> _PROBLEM REQUIREMENTS_
Please give the data below again in full, exactly as it stands.

> _WORKING DATA_
──────

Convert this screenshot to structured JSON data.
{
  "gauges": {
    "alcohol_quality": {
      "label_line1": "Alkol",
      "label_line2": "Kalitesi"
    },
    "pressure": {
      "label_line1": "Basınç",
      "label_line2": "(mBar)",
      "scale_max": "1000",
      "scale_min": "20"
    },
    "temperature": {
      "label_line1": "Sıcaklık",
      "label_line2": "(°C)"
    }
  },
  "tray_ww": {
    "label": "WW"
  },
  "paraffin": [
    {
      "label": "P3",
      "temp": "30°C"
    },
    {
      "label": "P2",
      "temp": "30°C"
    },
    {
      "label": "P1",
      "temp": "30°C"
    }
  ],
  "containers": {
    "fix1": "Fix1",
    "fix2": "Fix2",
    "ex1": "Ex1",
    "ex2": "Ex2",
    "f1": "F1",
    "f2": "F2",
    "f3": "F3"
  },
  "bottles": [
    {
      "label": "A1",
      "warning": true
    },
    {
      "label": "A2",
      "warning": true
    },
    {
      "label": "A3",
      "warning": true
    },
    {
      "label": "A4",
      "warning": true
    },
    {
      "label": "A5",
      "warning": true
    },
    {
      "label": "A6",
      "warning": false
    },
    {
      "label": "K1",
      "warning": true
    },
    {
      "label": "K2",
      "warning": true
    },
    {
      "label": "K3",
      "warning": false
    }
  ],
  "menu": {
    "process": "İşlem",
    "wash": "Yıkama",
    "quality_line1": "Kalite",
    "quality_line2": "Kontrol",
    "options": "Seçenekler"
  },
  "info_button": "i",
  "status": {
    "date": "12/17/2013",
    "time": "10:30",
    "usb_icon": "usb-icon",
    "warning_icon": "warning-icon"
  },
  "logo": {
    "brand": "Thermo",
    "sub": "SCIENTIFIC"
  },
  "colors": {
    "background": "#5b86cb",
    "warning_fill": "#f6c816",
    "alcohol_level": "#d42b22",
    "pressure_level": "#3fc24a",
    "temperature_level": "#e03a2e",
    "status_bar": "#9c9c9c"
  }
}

──────

> _WRITTEN SOLUTION_
Convert this screenshot to structured JSON data.
{
  "gauges": {
    "alcohol_quality": {
      "label_line1": "Alkol",
      "label_line2": "Kalitesi"
    },
    "pressure": {
      "label_line1": "Basınç",
      "label_line2": "(mBar)",
      "scale_max": "1000",
      "scale_min": "20"
    },
    "temperature": {
      "label_line1": "Sıcaklık",
      "label_line2": "(°C)"
    }
  },
  "tray_ww": {
    "label": "WW"
  },
  "paraffin": [
    {
      "label": "P3",
      "temp": "30°C"
    },
    {
      "label": "P2",
      "temp": "30°C"
    },
    {
      "label": "P1",
      "temp": "30°C"
    }
  ],
  "containers": {
    "fix1": "Fix1",
    "fix2": "Fix2",
    "ex1": "Ex1",
    "ex2": "Ex2",
    "f1": "F1",
    "f2": "F2",
    "f3": "F3"
  },
  "bottles": [
    {
      "label": "A1",
      "warning": true
    },
    {
      "label": "A2",
      "warning": true
    },
    {
      "label": "A3",
      "warning": true
    },
    {
      "label": "A4",
      "warning": true
    },
    {
      "label": "A5",
      "warning": true
    },
    {
      "label": "A6",
      "warning": false
    },
    {
      "label": "K1",
      "warning": true
    },
    {
      "label": "K2",
      "warning": true
    },
    {
      "label": "K3",
      "warning": false
    }
  ],
  "menu": {
    "process": "İşlem",
    "wash": "Yıkama",
    "quality_line1": "Kalite",
    "quality_line2": "Kontrol",
    "options": "Seçenekler"
  },
  "info_button": "i",
  "status": {
    "date": "12/17/2013",
    "time": "10:30",
    "usb_icon": "usb-icon",
    "warning_icon": "warning-icon"
  },
  "logo": {
    "brand": "Thermo",
    "sub": "SCIENTIFIC"
  },
  "colors": {
    "background": "#5b86cb",
    "warning_fill": "#f6c816",
    "alcohol_level": "#d42b22",
    "pressure_level": "#3fc24a",
    "temperature_level": "#e03a2e",
    "status_bar": "#9c9c9c"
  }
}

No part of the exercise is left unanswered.